>>>>>
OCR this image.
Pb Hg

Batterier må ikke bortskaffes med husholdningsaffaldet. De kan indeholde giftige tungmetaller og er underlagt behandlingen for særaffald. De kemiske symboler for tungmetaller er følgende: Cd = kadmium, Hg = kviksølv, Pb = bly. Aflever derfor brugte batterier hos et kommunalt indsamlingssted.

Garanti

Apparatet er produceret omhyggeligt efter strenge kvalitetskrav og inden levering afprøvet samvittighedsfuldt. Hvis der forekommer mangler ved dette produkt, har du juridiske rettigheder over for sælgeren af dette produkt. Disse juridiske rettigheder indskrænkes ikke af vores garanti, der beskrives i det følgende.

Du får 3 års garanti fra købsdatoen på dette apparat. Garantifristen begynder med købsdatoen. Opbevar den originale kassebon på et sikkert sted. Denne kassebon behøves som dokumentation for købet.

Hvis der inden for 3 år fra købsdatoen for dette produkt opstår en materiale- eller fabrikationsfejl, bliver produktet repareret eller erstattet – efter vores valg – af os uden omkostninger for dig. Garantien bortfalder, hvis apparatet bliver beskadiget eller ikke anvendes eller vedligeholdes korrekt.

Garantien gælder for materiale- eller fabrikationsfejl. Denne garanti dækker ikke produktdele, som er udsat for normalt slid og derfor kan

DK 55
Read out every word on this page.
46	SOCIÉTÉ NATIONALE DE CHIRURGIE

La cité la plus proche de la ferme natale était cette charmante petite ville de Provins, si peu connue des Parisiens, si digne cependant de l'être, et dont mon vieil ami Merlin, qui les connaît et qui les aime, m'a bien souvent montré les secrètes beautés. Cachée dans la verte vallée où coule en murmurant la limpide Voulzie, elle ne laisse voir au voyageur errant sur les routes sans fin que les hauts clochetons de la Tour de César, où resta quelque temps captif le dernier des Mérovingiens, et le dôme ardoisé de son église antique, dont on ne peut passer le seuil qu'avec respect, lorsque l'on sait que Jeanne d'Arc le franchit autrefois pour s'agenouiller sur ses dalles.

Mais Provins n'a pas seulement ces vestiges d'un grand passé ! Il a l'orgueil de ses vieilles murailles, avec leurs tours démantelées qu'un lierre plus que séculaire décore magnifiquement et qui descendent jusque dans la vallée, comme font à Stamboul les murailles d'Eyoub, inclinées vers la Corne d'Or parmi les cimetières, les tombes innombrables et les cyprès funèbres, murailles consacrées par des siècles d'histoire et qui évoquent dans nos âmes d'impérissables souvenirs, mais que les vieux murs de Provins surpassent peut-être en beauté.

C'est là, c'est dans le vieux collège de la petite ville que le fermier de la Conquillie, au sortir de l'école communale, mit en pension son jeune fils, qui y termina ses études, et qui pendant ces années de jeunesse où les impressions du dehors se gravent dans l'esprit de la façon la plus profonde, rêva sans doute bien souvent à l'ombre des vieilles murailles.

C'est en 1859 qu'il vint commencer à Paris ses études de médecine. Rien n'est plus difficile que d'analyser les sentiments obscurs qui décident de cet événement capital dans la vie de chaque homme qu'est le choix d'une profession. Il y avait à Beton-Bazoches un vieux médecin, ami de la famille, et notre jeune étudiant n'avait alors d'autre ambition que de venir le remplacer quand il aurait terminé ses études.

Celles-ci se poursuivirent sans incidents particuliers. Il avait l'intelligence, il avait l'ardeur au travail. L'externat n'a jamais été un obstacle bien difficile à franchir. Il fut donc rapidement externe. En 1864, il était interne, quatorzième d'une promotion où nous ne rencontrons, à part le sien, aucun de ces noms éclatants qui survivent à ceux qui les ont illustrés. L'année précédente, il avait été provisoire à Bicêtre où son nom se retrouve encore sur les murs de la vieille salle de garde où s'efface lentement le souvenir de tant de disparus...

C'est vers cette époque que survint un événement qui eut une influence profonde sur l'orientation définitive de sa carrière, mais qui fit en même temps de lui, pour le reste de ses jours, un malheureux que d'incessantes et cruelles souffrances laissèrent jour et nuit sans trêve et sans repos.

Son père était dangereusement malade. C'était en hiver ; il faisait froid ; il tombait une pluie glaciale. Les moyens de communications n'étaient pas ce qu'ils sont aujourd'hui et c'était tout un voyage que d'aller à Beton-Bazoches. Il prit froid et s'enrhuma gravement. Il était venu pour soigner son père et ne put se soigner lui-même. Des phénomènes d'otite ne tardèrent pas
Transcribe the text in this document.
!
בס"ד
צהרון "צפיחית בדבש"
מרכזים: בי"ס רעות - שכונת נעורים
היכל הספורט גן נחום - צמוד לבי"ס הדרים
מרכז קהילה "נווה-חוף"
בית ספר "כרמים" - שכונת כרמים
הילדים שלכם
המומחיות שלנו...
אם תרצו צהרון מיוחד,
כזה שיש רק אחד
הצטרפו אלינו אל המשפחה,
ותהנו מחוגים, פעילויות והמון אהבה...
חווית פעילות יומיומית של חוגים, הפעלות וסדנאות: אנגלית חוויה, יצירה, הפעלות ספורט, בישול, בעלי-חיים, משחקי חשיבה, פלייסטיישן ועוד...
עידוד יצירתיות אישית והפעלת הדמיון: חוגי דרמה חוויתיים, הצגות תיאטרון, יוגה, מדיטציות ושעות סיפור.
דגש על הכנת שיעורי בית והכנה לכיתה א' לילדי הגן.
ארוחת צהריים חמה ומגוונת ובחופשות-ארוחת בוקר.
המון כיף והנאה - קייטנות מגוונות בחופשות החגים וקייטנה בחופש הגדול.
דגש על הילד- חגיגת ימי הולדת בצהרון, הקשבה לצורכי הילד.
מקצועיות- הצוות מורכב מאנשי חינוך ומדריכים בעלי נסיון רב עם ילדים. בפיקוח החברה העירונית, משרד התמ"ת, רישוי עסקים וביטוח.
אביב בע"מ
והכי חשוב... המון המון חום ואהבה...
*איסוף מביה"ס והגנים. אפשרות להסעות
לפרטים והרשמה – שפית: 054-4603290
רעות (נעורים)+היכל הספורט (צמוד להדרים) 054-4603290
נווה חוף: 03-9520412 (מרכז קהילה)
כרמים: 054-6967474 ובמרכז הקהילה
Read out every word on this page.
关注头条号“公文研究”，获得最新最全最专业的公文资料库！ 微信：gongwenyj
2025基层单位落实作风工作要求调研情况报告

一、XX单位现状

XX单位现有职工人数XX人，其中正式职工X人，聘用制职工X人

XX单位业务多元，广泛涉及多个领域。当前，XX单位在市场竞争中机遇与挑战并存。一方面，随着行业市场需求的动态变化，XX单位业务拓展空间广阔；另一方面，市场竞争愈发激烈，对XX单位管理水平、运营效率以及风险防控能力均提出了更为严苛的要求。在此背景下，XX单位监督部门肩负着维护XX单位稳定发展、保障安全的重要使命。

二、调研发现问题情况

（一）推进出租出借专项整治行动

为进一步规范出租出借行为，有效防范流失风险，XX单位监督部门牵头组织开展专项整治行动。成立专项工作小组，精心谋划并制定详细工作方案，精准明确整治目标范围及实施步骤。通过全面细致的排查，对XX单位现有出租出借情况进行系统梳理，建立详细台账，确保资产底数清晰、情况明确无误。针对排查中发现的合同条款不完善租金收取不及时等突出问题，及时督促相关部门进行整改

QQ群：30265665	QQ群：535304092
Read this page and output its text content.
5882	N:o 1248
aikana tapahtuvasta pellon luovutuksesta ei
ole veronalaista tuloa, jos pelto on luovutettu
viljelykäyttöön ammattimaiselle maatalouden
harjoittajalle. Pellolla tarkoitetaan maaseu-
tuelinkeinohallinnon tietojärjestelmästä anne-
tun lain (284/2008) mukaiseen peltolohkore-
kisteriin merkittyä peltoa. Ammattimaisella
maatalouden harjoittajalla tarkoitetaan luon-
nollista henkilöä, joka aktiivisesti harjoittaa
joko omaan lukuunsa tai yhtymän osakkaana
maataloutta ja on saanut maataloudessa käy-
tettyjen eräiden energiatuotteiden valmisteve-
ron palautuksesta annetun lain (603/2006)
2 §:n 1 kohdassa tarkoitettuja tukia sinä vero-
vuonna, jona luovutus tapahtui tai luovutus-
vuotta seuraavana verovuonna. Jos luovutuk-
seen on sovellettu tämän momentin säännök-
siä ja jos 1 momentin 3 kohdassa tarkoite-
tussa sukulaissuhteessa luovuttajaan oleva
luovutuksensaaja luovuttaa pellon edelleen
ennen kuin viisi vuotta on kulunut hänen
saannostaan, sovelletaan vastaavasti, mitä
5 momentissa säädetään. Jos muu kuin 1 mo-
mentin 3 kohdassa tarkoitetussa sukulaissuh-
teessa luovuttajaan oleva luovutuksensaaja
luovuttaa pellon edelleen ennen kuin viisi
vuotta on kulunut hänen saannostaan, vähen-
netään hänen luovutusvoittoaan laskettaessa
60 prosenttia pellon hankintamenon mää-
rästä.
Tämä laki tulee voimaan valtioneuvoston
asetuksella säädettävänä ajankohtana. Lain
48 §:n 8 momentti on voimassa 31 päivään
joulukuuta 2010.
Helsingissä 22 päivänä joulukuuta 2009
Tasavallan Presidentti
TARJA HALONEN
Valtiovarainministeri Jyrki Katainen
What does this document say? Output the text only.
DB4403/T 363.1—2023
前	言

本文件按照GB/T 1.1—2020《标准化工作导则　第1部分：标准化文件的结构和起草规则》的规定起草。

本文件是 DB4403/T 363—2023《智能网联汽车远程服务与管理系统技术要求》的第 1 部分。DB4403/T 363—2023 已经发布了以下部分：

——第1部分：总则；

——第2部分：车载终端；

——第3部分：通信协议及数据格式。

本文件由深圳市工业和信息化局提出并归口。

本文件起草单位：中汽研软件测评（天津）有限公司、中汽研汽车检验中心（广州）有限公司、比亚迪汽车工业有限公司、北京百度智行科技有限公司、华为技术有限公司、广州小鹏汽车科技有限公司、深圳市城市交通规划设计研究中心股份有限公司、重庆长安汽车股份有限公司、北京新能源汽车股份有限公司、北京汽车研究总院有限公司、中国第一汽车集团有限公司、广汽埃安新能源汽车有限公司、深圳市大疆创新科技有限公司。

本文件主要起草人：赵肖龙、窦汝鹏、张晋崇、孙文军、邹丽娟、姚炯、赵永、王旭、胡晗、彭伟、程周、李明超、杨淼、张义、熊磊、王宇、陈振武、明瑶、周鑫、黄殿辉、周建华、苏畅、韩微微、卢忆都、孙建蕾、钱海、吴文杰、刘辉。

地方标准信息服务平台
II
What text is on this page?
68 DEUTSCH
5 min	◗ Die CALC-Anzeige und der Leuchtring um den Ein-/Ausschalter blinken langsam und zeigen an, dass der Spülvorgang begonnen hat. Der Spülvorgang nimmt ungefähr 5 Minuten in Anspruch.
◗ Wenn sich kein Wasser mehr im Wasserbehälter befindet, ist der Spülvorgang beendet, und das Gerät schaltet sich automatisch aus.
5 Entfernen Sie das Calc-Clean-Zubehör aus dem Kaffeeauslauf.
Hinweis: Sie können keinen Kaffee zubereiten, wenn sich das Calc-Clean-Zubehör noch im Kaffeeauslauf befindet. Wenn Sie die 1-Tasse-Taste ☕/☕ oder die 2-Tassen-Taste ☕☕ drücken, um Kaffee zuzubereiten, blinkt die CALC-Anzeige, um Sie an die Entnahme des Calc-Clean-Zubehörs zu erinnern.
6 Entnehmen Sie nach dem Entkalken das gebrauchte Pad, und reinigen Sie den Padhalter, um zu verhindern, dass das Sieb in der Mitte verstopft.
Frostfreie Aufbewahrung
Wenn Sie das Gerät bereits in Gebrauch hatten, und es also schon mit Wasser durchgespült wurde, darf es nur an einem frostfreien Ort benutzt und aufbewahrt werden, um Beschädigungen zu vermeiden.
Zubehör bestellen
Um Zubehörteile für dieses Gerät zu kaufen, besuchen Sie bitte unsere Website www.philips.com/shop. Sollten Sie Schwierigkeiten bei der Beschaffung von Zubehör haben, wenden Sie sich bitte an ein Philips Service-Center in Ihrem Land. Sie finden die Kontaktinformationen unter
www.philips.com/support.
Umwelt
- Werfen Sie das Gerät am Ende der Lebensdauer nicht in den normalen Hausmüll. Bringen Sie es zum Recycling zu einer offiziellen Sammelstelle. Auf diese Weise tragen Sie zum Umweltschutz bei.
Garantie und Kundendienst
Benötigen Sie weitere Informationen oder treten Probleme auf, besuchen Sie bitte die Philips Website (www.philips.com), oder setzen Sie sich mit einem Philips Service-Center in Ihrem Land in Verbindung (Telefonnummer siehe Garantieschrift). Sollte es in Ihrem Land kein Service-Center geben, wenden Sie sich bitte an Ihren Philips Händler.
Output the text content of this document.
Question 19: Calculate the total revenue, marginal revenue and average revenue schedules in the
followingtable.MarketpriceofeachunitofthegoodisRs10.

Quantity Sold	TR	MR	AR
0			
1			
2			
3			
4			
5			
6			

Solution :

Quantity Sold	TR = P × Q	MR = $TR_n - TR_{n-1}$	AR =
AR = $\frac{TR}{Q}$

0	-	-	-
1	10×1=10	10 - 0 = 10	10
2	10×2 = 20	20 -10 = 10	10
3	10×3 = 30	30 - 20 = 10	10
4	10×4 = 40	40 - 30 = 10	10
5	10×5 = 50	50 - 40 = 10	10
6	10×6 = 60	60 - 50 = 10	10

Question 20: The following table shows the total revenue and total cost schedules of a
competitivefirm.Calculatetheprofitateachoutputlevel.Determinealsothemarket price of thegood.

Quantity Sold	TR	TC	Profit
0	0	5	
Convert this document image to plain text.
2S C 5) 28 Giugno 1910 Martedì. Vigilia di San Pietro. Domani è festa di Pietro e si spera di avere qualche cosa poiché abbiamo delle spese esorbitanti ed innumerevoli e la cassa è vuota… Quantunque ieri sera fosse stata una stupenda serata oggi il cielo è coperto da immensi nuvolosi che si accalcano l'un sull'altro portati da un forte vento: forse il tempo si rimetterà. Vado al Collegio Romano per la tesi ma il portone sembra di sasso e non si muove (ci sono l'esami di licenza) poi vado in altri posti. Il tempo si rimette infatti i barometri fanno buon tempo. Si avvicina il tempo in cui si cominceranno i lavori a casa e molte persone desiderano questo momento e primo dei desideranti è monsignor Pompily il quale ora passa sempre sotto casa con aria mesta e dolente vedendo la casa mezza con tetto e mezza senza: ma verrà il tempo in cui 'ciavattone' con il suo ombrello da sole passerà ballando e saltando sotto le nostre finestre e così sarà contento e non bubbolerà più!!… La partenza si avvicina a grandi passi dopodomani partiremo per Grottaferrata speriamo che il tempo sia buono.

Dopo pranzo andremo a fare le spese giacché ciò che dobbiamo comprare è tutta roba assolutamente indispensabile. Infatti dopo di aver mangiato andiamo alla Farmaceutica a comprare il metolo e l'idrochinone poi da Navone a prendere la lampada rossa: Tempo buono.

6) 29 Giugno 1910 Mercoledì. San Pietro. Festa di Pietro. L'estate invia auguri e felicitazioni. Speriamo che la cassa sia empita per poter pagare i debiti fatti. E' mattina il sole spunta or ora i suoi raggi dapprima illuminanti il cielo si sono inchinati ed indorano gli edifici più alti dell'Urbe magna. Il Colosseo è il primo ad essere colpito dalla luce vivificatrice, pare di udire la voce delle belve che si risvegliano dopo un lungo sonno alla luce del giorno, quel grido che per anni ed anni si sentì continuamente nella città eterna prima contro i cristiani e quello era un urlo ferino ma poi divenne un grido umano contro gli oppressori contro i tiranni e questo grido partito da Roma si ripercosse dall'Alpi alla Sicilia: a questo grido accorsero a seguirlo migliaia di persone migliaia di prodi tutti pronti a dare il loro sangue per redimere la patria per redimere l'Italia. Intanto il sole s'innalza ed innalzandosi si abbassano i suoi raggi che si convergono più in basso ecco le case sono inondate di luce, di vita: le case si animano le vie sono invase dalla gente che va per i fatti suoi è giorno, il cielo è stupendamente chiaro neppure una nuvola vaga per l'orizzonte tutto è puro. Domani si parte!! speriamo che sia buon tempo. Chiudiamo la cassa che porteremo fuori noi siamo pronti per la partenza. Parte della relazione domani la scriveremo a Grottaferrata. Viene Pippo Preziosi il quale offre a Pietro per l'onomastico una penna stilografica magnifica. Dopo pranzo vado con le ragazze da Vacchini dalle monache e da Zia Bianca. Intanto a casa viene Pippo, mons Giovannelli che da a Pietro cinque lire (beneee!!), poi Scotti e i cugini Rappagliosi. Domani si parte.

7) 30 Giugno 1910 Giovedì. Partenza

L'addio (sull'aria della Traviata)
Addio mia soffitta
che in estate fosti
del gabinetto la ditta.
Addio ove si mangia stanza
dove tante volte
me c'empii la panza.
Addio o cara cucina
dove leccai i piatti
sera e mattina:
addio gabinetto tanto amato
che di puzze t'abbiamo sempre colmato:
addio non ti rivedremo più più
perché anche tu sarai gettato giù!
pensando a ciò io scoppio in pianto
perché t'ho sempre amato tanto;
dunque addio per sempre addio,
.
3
<<<<<
Brief >> All lines that include "ennen" are to be gathered and copied.

Task result >>
ennen kuin viisi vuotta on kulunut hänen
luovuttaa pellon edelleen ennen kuin viisi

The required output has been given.